» **WORK TO COMPLETE**
Set the listing down again in full, word for word, with the pictures left out.

+ + + + +

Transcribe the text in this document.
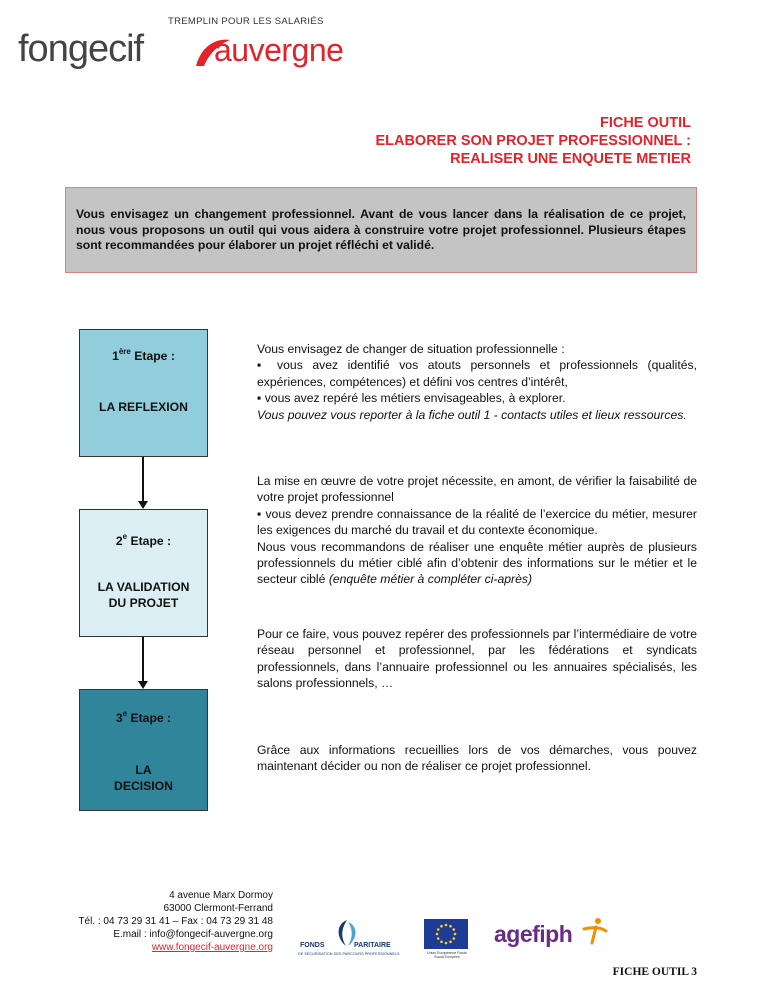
TREMPLIN POUR LES SALARIÉS
fongecif auvergne
FICHE OUTIL
ELABORER SON PROJET PROFESSIONNEL :
REALISER UNE ENQUETE METIER

Vous envisagez un changement professionnel. Avant de vous lancer dans la réalisation de ce projet, nous vous proposons un outil qui vous aidera à construire votre projet professionnel. Plusieurs étapes sont recommandées pour élaborer un projet réfléchi et validé.

1ère Etape :
LA REFLEXION
2e Etape :
LA VALIDATION
DU PROJET
3e Etape :
LA
DECISION
Vous envisagez de changer de situation professionnelle :
▪ vous avez identifié vos atouts personnels et professionnels (qualités, expériences, compétences) et défini vos centres d’intérêt,
▪ vous avez repéré les métiers envisageables, à explorer.
Vous pouvez vous reporter à la fiche outil 1 - contacts utiles et lieux ressources.
La mise en œuvre de votre projet nécessite, en amont, de vérifier la faisabilité de votre projet professionnel
▪ vous devez prendre connaissance de la réalité de l’exercice du métier, mesurer les exigences du marché du travail et du contexte économique.
Nous vous recommandons de réaliser une enquête métier auprès de plusieurs professionnels du métier ciblé afin d’obtenir des informations sur le métier et le secteur ciblé (enquête métier à compléter ci-après)
Pour ce faire, vous pouvez repérer des professionnels par l’intermédiaire de votre réseau personnel et professionnel, par les fédérations et syndicats professionnels, dans l’annuaire professionnel ou les annuaires spécialisés, les salons professionnels, …
Grâce aux informations recueillies lors de vos démarches, vous pouvez maintenant décider ou non de réaliser ce projet professionnel.
4 avenue Marx Dormoy
63000 Clermont-Ferrand
Tél. : 04 73 29 31 41 – Fax : 04 73 29 31 48
E.mail : info@fongecif-auvergne.org
www.fongecif-auvergne.org	FONDS	PARITAIRE
DE SÉCURISATION DES PARCOURS PROFESSIONNELS	Union Européenne Fonds Social Européen
agefiph
FICHE OUTIL 3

+ + + + +

» **OUTPUT**
Transcribe the text in this document.
TREMPLIN POUR LES SALARIÉS
fongecif auvergne
FICHE OUTIL
ELABORER SON PROJET PROFESSIONNEL :
REALISER UNE ENQUETE METIER

Vous envisagez un changement professionnel. Avant de vous lancer dans la réalisation de ce projet, nous vous proposons un outil qui vous aidera à construire votre projet professionnel. Plusieurs étapes sont recommandées pour élaborer un projet réfléchi et validé.

1ère Etape :
LA REFLEXION
2e Etape :
LA VALIDATION
DU PROJET
3e Etape :
LA
DECISION
Vous envisagez de changer de situation professionnelle :
▪ vous avez identifié vos atouts personnels et professionnels (qualités, expériences, compétences) et défini vos centres d’intérêt,
▪ vous avez repéré les métiers envisageables, à explorer.
Vous pouvez vous reporter à la fiche outil 1 - contacts utiles et lieux ressources.
La mise en œuvre de votre projet nécessite, en amont, de vérifier la faisabilité de votre projet professionnel
▪ vous devez prendre connaissance de la réalité de l’exercice du métier, mesurer les exigences du marché du travail et du contexte économique.
Nous vous recommandons de réaliser une enquête métier auprès de plusieurs professionnels du métier ciblé afin d’obtenir des informations sur le métier et le secteur ciblé (enquête métier à compléter ci-après)
Pour ce faire, vous pouvez repérer des professionnels par l’intermédiaire de votre réseau personnel et professionnel, par les fédérations et syndicats professionnels, dans l’annuaire professionnel ou les annuaires spécialisés, les salons professionnels, …
Grâce aux informations recueillies lors de vos démarches, vous pouvez maintenant décider ou non de réaliser ce projet professionnel.
4 avenue Marx Dormoy
63000 Clermont-Ferrand
Tél. : 04 73 29 31 41 – Fax : 04 73 29 31 48
E.mail : info@fongecif-auvergne.org
www.fongecif-auvergne.org	FONDS	PARITAIRE
DE SÉCURISATION DES PARCOURS PROFESSIONNELS	Union Européenne Fonds Social Européen
agefiph
FICHE OUTIL 3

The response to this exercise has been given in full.